Required task
Return the data exactly, with all pictures removed.

START Available records

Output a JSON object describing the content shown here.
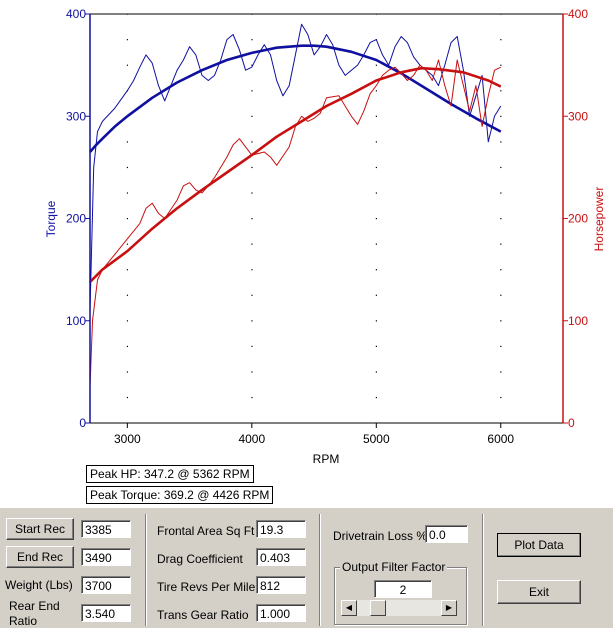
{
  "chart_data": {
    "type": "line",
    "xlabel": "RPM",
    "ylabel_left": "Torque",
    "ylabel_right": "Horsepower",
    "xlim": [
      2700,
      6500
    ],
    "ylim_left": [
      0,
      400
    ],
    "ylim_right": [
      0,
      400
    ],
    "x_ticks": [
      3000,
      4000,
      5000,
      6000
    ],
    "y_ticks_left": [
      0,
      100,
      200,
      300,
      400
    ],
    "y_ticks_right": [
      0,
      100,
      200,
      300,
      400
    ],
    "colors": {
      "torque": "#1010a0",
      "hp": "#c81010"
    },
    "series": [
      {
        "name": "Torque (raw)",
        "axis": "left",
        "style": "thin",
        "color": "#1010a0",
        "x": [
          2700,
          2730,
          2760,
          2800,
          2900,
          3000,
          3050,
          3100,
          3150,
          3200,
          3250,
          3300,
          3350,
          3400,
          3450,
          3500,
          3550,
          3600,
          3650,
          3700,
          3750,
          3800,
          3850,
          3900,
          3950,
          4000,
          4050,
          4100,
          4150,
          4200,
          4250,
          4300,
          4350,
          4400,
          4450,
          4500,
          4550,
          4600,
          4650,
          4700,
          4750,
          4800,
          4850,
          4900,
          4950,
          5000,
          5050,
          5100,
          5150,
          5200,
          5250,
          5300,
          5350,
          5400,
          5450,
          5500,
          5550,
          5600,
          5650,
          5700,
          5750,
          5800,
          5850,
          5900,
          5950,
          6000
        ],
        "y": [
          110,
          250,
          285,
          295,
          308,
          325,
          335,
          348,
          360,
          352,
          330,
          315,
          330,
          345,
          355,
          368,
          360,
          340,
          335,
          340,
          355,
          375,
          380,
          365,
          345,
          348,
          360,
          370,
          360,
          335,
          320,
          330,
          360,
          390,
          380,
          360,
          368,
          380,
          370,
          350,
          340,
          345,
          350,
          360,
          372,
          375,
          360,
          350,
          368,
          378,
          372,
          358,
          350,
          345,
          340,
          330,
          350,
          372,
          378,
          345,
          300,
          320,
          340,
          275,
          300,
          310
        ]
      },
      {
        "name": "Torque (smoothed)",
        "axis": "left",
        "style": "thick",
        "color": "#1010a0",
        "x": [
          2700,
          2750,
          2800,
          2900,
          3000,
          3200,
          3400,
          3600,
          3800,
          4000,
          4200,
          4400,
          4500,
          4600,
          4800,
          5000,
          5200,
          5400,
          5600,
          5800,
          6000
        ],
        "y": [
          265,
          272,
          278,
          290,
          300,
          318,
          333,
          345,
          355,
          362,
          367,
          369,
          369,
          368,
          363,
          355,
          342,
          327,
          312,
          298,
          285
        ]
      },
      {
        "name": "Horsepower (raw)",
        "axis": "right",
        "style": "thin",
        "color": "#c81010",
        "x": [
          2700,
          2720,
          2760,
          2800,
          2900,
          3000,
          3100,
          3150,
          3200,
          3250,
          3300,
          3400,
          3450,
          3500,
          3550,
          3600,
          3650,
          3700,
          3800,
          3850,
          3900,
          3950,
          4000,
          4100,
          4150,
          4200,
          4300,
          4350,
          4400,
          4450,
          4500,
          4550,
          4600,
          4700,
          4800,
          4850,
          4900,
          4950,
          5000,
          5050,
          5100,
          5150,
          5200,
          5250,
          5300,
          5350,
          5400,
          5450,
          5500,
          5550,
          5600,
          5650,
          5700,
          5750,
          5800,
          5850,
          5900,
          5950,
          6000
        ],
        "y": [
          35,
          100,
          140,
          150,
          165,
          180,
          195,
          210,
          215,
          205,
          200,
          218,
          232,
          235,
          228,
          225,
          232,
          240,
          260,
          272,
          278,
          270,
          262,
          265,
          260,
          252,
          270,
          290,
          300,
          295,
          298,
          303,
          318,
          320,
          300,
          292,
          305,
          322,
          330,
          340,
          345,
          348,
          342,
          335,
          340,
          350,
          345,
          335,
          355,
          330,
          310,
          355,
          330,
          305,
          330,
          290,
          320,
          345,
          348
        ]
      },
      {
        "name": "Horsepower (smoothed)",
        "axis": "right",
        "style": "thick",
        "color": "#c81010",
        "x": [
          2700,
          2750,
          2800,
          3000,
          3200,
          3400,
          3600,
          3800,
          4000,
          4200,
          4400,
          4600,
          4800,
          5000,
          5200,
          5362,
          5500,
          5700,
          5900,
          6000
        ],
        "y": [
          138,
          144,
          150,
          168,
          190,
          210,
          228,
          245,
          262,
          280,
          295,
          310,
          322,
          335,
          343,
          347,
          346,
          343,
          335,
          329
        ]
      }
    ],
    "annotations": {
      "peak_hp": "Peak HP: 347.2 @ 5362 RPM",
      "peak_torque": "Peak Torque: 369.2 @ 4426 RPM"
    }
  },
  "panel": {
    "start_rec_label": "Start Rec",
    "start_rec_value": "3385",
    "end_rec_label": "End Rec",
    "end_rec_value": "3490",
    "weight_label": "Weight (Lbs)",
    "weight_value": "3700",
    "rear_end_label_1": "Rear End",
    "rear_end_label_2": "Ratio",
    "rear_end_value": "3.540",
    "frontal_area_label": "Frontal Area Sq Ft",
    "frontal_area_value": "19.3",
    "drag_label": "Drag Coefficient",
    "drag_value": "0.403",
    "tire_revs_label": "Tire Revs Per Mile",
    "tire_revs_value": "812",
    "trans_gear_label": "Trans Gear Ratio",
    "trans_gear_value": "1.000",
    "drivetrain_loss_label": "Drivetrain Loss %",
    "drivetrain_loss_value": "0.0",
    "output_filter_label": "Output Filter Factor",
    "output_filter_value": "2",
    "output_filter_level": 0.2,
    "plot_data_label": "Plot Data",
    "exit_label": "Exit"
  }
}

END Available records

Full answer
Output a JSON object describing the content shown here.
{
  "chart_data": {
    "type": "line",
    "xlabel": "RPM",
    "ylabel_left": "Torque",
    "ylabel_right": "Horsepower",
    "xlim": [
      2700,
      6500
    ],
    "ylim_left": [
      0,
      400
    ],
    "ylim_right": [
      0,
      400
    ],
    "x_ticks": [
      3000,
      4000,
      5000,
      6000
    ],
    "y_ticks_left": [
      0,
      100,
      200,
      300,
      400
    ],
    "y_ticks_right": [
      0,
      100,
      200,
      300,
      400
    ],
    "colors": {
      "torque": "#1010a0",
      "hp": "#c81010"
    },
    "series": [
      {
        "name": "Torque (raw)",
        "axis": "left",
        "style": "thin",
        "color": "#1010a0",
        "x": [
          2700,
          2730,
          2760,
          2800,
          2900,
          3000,
          3050,
          3100,
          3150,
          3200,
          3250,
          3300,
          3350,
          3400,
          3450,
          3500,
          3550,
          3600,
          3650,
          3700,
          3750,
          3800,
          3850,
          3900,
          3950,
          4000,
          4050,
          4100,
          4150,
          4200,
          4250,
          4300,
          4350,
          4400,
          4450,
          4500,
          4550,
          4600,
          4650,
          4700,
          4750,
          4800,
          4850,
          4900,
          4950,
          5000,
          5050,
          5100,
          5150,
          5200,
          5250,
          5300,
          5350,
          5400,
          5450,
          5500,
          5550,
          5600,
          5650,
          5700,
          5750,
          5800,
          5850,
          5900,
          5950,
          6000
        ],
        "y": [
          110,
          250,
          285,
          295,
          308,
          325,
          335,
          348,
          360,
          352,
          330,
          315,
          330,
          345,
          355,
          368,
          360,
          340,
          335,
          340,
          355,
          375,
          380,
          365,
          345,
          348,
          360,
          370,
          360,
          335,
          320,
          330,
          360,
          390,
          380,
          360,
          368,
          380,
          370,
          350,
          340,
          345,
          350,
          360,
          372,
          375,
          360,
          350,
          368,
          378,
          372,
          358,
          350,
          345,
          340,
          330,
          350,
          372,
          378,
          345,
          300,
          320,
          340,
          275,
          300,
          310
        ]
      },
      {
        "name": "Torque (smoothed)",
        "axis": "left",
        "style": "thick",
        "color": "#1010a0",
        "x": [
          2700,
          2750,
          2800,
          2900,
          3000,
          3200,
          3400,
          3600,
          3800,
          4000,
          4200,
          4400,
          4500,
          4600,
          4800,
          5000,
          5200,
          5400,
          5600,
          5800,
          6000
        ],
        "y": [
          265,
          272,
          278,
          290,
          300,
          318,
          333,
          345,
          355,
          362,
          367,
          369,
          369,
          368,
          363,
          355,
          342,
          327,
          312,
          298,
          285
        ]
      },
      {
        "name": "Horsepower (raw)",
        "axis": "right",
        "style": "thin",
        "color": "#c81010",
        "x": [
          2700,
          2720,
          2760,
          2800,
          2900,
          3000,
          3100,
          3150,
          3200,
          3250,
          3300,
          3400,
          3450,
          3500,
          3550,
          3600,
          3650,
          3700,
          3800,
          3850,
          3900,
          3950,
          4000,
          4100,
          4150,
          4200,
          4300,
          4350,
          4400,
          4450,
          4500,
          4550,
          4600,
          4700,
          4800,
          4850,
          4900,
          4950,
          5000,
          5050,
          5100,
          5150,
          5200,
          5250,
          5300,
          5350,
          5400,
          5450,
          5500,
          5550,
          5600,
          5650,
          5700,
          5750,
          5800,
          5850,
          5900,
          5950,
          6000
        ],
        "y": [
          35,
          100,
          140,
          150,
          165,
          180,
          195,
          210,
          215,
          205,
          200,
          218,
          232,
          235,
          228,
          225,
          232,
          240,
          260,
          272,
          278,
          270,
          262,
          265,
          260,
          252,
          270,
          290,
          300,
          295,
          298,
          303,
          318,
          320,
          300,
          292,
          305,
          322,
          330,
          340,
          345,
          348,
          342,
          335,
          340,
          350,
          345,
          335,
          355,
          330,
          310,
          355,
          330,
          305,
          330,
          290,
          320,
          345,
          348
        ]
      },
      {
        "name": "Horsepower (smoothed)",
        "axis": "right",
        "style": "thick",
        "color": "#c81010",
        "x": [
          2700,
          2750,
          2800,
          3000,
          3200,
          3400,
          3600,
          3800,
          4000,
          4200,
          4400,
          4600,
          4800,
          5000,
          5200,
          5362,
          5500,
          5700,
          5900,
          6000
        ],
        "y": [
          138,
          144,
          150,
          168,
          190,
          210,
          228,
          245,
          262,
          280,
          295,
          310,
          322,
          335,
          343,
          347,
          346,
          343,
          335,
          329
        ]
      }
    ],
    "annotations": {
      "peak_hp": "Peak HP: 347.2 @ 5362 RPM",
      "peak_torque": "Peak Torque: 369.2 @ 4426 RPM"
    }
  },
  "panel": {
    "start_rec_label": "Start Rec",
    "start_rec_value": "3385",
    "end_rec_label": "End Rec",
    "end_rec_value": "3490",
    "weight_label": "Weight (Lbs)",
    "weight_value": "3700",
    "rear_end_label_1": "Rear End",
    "rear_end_label_2": "Ratio",
    "rear_end_value": "3.540",
    "frontal_area_label": "Frontal Area Sq Ft",
    "frontal_area_value": "19.3",
    "drag_label": "Drag Coefficient",
    "drag_value": "0.403",
    "tire_revs_label": "Tire Revs Per Mile",
    "tire_revs_value": "812",
    "trans_gear_label": "Trans Gear Ratio",
    "trans_gear_value": "1.000",
    "drivetrain_loss_label": "Drivetrain Loss %",
    "drivetrain_loss_value": "0.0",
    "output_filter_label": "Output Filter Factor",
    "output_filter_value": "2",
    "output_filter_level": 0.2,
    "plot_data_label": "Plot Data",
    "exit_label": "Exit"
  }
}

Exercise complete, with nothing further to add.